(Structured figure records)
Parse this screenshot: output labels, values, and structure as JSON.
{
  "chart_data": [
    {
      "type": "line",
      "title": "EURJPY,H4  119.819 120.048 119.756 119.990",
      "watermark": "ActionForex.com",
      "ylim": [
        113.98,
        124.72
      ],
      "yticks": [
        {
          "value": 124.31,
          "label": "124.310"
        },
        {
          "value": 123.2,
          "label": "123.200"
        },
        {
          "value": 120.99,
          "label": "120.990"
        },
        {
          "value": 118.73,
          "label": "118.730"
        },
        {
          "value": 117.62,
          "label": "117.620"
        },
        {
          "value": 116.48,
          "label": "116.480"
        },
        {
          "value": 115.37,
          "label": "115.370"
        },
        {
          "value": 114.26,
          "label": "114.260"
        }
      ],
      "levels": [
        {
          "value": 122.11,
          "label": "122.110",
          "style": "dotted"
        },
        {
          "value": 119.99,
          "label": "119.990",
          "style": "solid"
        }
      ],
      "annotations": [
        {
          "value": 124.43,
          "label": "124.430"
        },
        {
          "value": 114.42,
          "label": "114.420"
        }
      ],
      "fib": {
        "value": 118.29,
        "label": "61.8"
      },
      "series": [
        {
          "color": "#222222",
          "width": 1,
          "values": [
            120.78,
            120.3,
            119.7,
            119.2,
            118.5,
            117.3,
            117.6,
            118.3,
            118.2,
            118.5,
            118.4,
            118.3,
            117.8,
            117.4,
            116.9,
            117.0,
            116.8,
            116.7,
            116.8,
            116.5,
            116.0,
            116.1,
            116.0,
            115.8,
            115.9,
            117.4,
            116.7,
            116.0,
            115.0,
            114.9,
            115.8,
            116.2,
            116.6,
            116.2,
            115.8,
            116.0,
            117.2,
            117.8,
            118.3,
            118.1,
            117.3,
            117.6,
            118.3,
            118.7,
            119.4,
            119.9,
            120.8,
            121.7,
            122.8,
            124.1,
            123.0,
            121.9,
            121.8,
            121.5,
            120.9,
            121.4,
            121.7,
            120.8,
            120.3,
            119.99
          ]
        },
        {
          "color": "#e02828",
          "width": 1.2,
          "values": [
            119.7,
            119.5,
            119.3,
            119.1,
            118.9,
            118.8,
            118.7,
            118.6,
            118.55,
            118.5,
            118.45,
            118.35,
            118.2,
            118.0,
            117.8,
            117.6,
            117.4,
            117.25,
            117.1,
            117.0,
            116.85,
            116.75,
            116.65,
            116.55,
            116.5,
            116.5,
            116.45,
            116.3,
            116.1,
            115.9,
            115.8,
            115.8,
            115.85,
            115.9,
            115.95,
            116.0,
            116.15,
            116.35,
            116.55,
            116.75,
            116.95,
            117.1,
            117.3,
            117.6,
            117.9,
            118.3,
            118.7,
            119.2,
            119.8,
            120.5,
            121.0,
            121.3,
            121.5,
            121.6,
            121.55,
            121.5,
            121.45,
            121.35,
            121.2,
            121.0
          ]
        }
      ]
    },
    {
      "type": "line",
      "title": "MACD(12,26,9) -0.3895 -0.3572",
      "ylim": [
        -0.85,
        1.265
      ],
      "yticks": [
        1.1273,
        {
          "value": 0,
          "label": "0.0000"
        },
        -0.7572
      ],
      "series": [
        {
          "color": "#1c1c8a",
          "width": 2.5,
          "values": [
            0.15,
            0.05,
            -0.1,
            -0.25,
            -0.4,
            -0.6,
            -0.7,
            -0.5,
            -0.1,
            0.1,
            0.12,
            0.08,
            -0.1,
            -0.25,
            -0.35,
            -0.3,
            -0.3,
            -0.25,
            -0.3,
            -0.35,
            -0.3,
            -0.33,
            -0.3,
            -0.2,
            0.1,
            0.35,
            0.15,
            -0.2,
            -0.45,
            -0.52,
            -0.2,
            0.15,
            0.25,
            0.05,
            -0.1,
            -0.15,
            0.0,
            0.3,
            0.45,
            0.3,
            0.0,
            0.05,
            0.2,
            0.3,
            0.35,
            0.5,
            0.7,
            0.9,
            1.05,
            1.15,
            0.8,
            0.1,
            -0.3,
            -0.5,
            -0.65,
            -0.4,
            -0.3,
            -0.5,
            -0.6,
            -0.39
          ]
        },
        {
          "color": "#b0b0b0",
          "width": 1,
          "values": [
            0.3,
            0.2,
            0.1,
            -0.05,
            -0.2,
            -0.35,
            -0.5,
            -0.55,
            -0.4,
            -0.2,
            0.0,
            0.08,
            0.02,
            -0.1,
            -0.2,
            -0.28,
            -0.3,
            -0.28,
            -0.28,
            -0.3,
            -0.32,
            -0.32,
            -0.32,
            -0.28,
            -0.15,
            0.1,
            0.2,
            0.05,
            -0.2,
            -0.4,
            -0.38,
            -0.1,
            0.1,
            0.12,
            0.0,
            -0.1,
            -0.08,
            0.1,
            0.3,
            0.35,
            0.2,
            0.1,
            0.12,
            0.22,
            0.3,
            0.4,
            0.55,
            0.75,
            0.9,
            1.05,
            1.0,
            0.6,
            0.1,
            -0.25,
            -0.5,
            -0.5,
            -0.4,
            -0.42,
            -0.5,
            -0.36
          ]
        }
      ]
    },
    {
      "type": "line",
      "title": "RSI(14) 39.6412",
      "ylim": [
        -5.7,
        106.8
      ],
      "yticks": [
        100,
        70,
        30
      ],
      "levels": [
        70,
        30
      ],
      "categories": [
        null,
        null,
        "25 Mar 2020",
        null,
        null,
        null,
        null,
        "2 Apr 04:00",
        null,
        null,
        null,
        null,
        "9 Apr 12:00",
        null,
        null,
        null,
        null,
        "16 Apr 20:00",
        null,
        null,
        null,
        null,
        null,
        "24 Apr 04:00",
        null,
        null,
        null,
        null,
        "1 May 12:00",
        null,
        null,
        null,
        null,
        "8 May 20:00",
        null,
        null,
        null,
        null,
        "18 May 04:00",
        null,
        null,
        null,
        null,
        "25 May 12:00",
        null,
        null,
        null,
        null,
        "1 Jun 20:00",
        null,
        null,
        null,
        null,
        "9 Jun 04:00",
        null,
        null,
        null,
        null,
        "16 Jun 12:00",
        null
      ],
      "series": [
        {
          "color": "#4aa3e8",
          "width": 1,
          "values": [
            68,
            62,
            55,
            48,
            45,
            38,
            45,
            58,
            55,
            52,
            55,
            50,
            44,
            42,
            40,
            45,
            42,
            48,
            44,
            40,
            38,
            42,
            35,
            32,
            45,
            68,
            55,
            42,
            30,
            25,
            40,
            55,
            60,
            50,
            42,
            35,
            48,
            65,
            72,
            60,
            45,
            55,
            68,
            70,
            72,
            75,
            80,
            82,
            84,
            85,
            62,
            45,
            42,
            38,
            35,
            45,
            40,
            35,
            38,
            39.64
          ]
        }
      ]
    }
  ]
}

# [EXERCISE]
Go through the records and gather the lines that hold "color".

# [TASK RESULT]
          "color": "#222222",
          "color": "#e02828",
          "color": "#1c1c8a",
          "color": "#b0b0b0",
          "color": "#4aa3e8",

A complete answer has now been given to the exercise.